- Exercise objective: Extract all of the entries and set them down verbatim.

- Data entries:
+===+

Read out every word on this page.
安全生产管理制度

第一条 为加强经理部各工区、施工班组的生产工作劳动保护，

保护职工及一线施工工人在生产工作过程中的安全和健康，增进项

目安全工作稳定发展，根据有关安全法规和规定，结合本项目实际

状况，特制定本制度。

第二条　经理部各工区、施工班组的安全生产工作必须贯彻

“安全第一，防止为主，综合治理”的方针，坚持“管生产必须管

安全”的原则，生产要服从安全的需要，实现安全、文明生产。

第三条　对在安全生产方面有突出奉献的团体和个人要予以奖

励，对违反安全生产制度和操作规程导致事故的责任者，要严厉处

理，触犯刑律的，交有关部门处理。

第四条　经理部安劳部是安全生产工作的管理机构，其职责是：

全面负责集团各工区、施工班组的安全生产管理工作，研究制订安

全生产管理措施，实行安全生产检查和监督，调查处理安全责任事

+===+

- Task solution:
Read out every word on this page.
安全生产管理制度

第一条 为加强经理部各工区、施工班组的生产工作劳动保护，

保护职工及一线施工工人在生产工作过程中的安全和健康，增进项

目安全工作稳定发展，根据有关安全法规和规定，结合本项目实际

状况，特制定本制度。

第二条　经理部各工区、施工班组的安全生产工作必须贯彻

“安全第一，防止为主，综合治理”的方针，坚持“管生产必须管

安全”的原则，生产要服从安全的需要，实现安全、文明生产。

第三条　对在安全生产方面有突出奉献的团体和个人要予以奖

励，对违反安全生产制度和操作规程导致事故的责任者，要严厉处

理，触犯刑律的，交有关部门处理。

第四条　经理部安劳部是安全生产工作的管理机构，其职责是：

全面负责集团各工区、施工班组的安全生产管理工作，研究制订安

全生产管理措施，实行安全生产检查和监督，调查处理安全责任事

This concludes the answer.